===== Records shown =====
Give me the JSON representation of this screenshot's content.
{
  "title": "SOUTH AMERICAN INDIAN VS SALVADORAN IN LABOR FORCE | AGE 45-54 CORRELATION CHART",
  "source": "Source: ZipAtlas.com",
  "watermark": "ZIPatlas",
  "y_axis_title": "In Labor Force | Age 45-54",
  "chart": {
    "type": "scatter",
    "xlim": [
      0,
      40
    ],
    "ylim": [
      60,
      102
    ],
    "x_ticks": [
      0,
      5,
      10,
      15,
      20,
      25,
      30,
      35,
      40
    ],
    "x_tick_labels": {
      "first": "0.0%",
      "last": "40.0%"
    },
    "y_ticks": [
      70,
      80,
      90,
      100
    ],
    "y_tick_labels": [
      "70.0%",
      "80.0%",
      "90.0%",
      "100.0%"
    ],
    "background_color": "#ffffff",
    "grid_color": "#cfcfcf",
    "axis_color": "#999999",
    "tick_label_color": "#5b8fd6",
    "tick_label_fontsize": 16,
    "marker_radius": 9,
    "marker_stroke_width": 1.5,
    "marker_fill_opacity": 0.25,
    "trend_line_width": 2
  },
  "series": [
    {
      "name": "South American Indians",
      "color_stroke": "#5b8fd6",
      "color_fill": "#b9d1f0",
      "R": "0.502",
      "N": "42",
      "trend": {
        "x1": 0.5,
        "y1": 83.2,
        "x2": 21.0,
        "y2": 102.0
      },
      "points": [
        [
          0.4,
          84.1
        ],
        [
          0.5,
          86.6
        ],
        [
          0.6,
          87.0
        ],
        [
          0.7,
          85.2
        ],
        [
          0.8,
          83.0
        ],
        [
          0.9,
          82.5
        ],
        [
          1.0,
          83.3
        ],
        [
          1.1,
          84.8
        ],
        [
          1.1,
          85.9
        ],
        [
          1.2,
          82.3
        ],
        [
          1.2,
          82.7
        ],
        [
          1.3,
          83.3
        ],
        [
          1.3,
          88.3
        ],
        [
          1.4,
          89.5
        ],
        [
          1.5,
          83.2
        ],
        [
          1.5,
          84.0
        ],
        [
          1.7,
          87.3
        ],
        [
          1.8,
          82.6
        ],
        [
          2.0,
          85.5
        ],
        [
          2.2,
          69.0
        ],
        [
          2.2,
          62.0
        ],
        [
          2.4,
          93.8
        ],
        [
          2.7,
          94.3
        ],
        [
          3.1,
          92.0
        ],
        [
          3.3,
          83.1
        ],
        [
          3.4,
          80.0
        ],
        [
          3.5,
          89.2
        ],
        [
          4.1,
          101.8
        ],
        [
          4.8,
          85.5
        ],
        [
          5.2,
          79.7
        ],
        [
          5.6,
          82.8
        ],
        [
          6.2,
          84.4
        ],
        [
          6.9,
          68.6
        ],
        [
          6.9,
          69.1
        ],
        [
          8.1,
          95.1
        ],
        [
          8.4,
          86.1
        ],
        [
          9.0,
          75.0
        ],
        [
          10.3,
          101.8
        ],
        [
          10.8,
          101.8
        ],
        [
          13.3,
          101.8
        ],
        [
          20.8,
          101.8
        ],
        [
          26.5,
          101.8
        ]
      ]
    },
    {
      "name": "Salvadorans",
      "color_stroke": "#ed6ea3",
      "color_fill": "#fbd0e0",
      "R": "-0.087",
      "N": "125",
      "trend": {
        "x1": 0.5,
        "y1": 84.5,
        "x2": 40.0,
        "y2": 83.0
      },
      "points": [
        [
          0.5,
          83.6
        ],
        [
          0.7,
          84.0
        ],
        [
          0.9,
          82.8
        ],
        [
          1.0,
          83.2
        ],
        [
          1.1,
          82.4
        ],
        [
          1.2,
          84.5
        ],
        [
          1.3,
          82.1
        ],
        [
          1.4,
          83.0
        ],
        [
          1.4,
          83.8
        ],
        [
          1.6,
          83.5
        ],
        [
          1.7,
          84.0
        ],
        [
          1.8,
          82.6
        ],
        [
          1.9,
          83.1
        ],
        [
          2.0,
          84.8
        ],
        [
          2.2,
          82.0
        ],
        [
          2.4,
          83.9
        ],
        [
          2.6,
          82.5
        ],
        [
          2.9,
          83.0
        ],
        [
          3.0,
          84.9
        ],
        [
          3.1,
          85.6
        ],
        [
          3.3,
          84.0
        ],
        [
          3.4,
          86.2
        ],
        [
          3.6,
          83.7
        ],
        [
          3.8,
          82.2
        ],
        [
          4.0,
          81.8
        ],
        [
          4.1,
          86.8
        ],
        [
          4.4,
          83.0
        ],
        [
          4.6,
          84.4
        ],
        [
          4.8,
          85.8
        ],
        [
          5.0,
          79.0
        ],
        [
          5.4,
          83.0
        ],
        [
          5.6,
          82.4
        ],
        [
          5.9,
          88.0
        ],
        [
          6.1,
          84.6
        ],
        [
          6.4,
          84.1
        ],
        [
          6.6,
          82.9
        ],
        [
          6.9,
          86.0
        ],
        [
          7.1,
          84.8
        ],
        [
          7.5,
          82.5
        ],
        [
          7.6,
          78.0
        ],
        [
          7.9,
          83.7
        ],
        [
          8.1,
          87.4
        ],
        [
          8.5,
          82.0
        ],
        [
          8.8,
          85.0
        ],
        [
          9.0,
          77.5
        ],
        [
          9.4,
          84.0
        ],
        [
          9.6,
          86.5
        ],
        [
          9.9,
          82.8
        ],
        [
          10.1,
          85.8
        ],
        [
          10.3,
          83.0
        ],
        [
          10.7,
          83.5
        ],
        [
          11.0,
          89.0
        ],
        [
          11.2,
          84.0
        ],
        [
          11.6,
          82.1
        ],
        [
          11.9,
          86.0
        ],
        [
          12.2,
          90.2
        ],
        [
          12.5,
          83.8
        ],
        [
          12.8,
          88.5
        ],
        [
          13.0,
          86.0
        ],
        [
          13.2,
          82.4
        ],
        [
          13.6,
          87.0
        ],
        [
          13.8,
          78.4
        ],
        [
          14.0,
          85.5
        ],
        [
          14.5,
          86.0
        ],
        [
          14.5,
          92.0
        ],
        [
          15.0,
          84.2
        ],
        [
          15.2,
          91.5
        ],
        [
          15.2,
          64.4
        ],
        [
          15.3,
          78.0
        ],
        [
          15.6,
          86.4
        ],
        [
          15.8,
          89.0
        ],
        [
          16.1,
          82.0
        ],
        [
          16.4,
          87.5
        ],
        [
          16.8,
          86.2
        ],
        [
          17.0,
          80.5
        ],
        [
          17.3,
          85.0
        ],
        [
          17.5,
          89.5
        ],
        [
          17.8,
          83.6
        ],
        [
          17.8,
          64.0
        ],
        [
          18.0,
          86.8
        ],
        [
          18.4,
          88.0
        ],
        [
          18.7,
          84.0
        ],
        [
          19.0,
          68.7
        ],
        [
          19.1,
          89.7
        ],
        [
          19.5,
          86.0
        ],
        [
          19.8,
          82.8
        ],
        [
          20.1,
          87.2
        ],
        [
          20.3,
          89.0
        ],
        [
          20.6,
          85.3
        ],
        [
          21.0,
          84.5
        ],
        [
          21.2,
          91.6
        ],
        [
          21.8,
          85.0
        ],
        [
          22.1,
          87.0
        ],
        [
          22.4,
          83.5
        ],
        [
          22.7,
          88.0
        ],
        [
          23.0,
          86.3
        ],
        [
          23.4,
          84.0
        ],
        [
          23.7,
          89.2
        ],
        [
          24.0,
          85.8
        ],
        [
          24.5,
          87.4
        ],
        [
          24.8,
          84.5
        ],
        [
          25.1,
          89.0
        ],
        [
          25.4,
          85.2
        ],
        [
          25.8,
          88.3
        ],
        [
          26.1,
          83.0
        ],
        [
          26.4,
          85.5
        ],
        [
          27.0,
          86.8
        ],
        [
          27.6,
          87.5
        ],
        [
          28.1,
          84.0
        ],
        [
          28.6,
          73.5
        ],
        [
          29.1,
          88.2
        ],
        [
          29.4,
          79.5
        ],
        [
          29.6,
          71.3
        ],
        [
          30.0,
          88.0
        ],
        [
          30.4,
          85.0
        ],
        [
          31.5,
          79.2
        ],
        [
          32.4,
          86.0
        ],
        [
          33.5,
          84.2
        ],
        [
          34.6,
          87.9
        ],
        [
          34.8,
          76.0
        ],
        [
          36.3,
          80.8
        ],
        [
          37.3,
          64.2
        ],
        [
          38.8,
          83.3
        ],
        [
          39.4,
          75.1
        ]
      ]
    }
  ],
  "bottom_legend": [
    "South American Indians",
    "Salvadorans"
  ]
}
=====
### What to do
Every line holding "name" should be copied out.

### Completed task
      "name": "South American Indians",
      "name": "Salvadorans",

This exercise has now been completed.